* [Written request]:
Pick out each line containing the string "Maximum".

* [Data rows]:
↓↓↓

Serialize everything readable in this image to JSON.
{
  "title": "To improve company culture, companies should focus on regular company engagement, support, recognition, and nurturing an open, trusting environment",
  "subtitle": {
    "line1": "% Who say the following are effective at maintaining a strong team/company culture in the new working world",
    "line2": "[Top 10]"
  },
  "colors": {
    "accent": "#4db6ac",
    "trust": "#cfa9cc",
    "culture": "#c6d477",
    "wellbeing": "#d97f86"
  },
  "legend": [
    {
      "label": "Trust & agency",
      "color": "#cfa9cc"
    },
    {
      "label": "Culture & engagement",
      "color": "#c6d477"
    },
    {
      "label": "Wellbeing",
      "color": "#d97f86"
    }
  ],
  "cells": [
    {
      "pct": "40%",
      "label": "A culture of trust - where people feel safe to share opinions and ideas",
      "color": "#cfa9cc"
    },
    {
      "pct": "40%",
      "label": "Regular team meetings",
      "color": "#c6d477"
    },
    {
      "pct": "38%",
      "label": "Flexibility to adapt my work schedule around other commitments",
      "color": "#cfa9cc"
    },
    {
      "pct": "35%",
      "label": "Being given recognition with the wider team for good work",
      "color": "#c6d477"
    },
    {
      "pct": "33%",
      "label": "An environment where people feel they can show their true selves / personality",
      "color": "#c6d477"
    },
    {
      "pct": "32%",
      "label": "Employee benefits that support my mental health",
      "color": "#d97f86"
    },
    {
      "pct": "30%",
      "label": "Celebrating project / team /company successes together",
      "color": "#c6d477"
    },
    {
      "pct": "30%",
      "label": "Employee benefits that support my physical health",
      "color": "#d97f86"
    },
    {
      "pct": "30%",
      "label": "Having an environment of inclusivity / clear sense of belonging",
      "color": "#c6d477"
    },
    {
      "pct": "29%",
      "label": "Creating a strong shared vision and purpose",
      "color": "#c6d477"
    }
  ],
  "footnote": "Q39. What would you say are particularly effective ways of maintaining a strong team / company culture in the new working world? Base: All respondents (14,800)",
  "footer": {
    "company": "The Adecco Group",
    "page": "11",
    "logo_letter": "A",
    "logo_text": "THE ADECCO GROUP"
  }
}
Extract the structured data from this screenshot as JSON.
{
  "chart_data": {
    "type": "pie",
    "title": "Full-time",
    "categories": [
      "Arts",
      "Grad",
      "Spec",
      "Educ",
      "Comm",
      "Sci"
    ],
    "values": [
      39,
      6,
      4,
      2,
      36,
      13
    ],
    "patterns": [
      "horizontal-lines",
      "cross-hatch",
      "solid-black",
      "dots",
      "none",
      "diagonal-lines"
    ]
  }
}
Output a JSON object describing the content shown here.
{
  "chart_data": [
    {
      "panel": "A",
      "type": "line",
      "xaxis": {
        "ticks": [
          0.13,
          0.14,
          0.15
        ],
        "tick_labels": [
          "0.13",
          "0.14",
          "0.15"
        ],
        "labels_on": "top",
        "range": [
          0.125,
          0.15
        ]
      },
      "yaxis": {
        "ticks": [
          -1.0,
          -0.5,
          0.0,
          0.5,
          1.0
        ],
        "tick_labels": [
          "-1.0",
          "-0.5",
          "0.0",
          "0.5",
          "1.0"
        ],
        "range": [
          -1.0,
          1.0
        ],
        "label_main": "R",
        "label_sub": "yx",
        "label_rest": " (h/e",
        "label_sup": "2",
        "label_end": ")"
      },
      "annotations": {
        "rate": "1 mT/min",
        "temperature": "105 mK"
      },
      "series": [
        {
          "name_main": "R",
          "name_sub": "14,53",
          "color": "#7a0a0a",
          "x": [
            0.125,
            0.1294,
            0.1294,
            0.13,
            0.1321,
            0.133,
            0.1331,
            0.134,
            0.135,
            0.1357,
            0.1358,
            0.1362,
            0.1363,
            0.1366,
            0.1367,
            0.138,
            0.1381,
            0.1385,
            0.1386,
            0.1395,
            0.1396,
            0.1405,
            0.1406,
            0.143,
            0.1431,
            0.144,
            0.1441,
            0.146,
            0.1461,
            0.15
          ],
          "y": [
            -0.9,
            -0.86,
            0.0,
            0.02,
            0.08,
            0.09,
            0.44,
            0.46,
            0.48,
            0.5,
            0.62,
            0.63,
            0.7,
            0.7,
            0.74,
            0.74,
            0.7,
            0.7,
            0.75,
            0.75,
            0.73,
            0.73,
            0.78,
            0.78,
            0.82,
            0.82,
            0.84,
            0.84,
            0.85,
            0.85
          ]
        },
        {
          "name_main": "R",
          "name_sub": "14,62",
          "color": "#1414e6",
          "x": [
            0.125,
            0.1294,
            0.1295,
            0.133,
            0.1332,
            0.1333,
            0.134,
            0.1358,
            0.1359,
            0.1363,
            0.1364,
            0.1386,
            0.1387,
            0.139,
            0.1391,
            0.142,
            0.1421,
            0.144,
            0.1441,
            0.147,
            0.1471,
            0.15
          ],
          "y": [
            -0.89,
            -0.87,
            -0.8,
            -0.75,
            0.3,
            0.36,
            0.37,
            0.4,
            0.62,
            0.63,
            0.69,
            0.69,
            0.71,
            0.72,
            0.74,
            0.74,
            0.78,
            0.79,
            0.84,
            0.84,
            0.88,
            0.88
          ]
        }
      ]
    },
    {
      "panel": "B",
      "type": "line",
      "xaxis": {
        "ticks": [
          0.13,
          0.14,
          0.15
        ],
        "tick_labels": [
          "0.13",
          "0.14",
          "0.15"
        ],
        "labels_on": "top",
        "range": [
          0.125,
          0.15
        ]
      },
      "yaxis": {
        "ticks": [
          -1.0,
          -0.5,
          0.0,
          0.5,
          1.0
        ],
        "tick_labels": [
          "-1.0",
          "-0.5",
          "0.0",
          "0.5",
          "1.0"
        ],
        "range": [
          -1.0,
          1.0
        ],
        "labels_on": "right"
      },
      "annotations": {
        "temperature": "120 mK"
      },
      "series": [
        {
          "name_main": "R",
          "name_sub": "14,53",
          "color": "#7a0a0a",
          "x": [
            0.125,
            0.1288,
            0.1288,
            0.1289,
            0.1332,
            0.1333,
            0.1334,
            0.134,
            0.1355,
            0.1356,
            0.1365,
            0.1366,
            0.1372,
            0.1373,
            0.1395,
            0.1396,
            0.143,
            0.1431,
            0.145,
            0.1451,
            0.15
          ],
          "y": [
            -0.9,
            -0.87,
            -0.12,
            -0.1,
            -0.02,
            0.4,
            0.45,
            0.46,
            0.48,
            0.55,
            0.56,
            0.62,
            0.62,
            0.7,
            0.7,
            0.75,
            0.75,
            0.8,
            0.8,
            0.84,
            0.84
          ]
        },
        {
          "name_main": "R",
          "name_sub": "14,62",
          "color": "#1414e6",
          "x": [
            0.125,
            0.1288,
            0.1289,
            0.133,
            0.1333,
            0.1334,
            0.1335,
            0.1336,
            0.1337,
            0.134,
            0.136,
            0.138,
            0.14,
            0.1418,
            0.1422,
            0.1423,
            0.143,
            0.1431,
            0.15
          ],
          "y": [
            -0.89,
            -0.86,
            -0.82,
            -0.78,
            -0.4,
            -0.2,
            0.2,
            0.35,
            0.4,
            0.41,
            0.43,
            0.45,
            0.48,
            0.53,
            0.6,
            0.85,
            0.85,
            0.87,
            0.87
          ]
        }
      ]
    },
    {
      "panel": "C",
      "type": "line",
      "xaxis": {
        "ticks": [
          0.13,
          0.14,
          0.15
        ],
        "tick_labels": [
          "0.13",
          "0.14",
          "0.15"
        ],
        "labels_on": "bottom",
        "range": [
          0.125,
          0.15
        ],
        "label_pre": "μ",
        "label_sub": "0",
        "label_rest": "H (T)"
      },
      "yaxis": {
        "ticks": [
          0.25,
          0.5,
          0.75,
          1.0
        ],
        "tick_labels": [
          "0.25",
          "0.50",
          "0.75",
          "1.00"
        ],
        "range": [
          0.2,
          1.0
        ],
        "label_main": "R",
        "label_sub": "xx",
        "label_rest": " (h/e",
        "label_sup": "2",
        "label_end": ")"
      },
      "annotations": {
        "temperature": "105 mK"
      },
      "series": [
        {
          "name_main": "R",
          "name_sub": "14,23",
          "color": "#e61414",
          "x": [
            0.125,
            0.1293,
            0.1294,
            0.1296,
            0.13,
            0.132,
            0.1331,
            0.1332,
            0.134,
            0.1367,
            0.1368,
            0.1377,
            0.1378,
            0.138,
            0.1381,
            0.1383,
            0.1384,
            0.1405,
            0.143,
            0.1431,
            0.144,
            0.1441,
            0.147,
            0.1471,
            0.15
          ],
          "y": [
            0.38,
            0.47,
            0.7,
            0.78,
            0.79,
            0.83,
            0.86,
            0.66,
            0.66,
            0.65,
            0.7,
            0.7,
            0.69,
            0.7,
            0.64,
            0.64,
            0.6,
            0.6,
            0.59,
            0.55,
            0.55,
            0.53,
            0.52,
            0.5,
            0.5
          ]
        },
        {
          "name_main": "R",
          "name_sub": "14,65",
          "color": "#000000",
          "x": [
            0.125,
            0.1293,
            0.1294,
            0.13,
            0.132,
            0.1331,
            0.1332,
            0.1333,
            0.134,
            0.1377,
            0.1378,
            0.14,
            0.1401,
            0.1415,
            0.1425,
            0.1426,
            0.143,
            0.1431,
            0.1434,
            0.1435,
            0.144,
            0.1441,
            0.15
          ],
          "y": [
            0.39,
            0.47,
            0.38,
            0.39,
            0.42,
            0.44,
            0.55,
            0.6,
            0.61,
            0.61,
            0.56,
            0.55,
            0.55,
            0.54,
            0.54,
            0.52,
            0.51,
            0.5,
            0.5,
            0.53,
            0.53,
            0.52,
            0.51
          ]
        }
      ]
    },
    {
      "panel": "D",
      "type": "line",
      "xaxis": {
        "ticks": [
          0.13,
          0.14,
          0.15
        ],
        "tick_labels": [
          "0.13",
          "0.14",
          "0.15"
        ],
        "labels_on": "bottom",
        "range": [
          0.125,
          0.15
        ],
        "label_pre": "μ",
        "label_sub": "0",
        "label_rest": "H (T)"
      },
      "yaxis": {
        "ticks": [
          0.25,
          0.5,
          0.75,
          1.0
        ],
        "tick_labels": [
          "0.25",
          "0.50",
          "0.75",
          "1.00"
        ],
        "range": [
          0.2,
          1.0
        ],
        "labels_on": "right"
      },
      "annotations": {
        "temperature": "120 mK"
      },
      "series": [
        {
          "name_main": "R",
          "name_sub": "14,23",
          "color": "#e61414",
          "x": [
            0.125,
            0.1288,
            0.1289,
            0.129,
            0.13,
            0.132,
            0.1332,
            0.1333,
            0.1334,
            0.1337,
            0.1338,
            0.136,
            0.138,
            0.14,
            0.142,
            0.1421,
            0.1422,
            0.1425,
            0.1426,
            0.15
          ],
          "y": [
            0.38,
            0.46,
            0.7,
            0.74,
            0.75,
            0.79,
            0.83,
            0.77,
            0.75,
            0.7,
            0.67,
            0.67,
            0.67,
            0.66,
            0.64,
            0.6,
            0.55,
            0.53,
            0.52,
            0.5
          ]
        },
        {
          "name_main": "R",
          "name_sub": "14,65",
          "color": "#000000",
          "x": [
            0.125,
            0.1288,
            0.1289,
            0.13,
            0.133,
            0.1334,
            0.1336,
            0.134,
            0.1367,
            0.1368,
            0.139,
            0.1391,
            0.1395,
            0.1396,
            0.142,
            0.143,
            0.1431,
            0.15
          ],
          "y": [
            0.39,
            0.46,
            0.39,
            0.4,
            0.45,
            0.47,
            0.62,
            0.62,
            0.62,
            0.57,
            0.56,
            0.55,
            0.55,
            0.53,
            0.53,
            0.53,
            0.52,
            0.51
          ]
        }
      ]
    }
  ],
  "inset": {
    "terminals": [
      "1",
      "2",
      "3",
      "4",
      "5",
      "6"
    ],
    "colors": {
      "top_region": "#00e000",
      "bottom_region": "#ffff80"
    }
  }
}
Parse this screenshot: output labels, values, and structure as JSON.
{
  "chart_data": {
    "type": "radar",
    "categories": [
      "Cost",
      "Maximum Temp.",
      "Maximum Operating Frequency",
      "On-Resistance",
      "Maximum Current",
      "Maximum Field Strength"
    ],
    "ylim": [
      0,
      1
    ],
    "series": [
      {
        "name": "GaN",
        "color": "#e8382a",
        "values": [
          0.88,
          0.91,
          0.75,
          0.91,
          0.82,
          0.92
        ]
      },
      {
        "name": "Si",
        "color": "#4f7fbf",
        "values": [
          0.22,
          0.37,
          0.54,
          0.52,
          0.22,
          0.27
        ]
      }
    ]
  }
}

↑↑↑

* [Solution for this task]:
      "Maximum Temp.",
      "Maximum Operating Frequency",
      "Maximum Current",
      "Maximum Field Strength"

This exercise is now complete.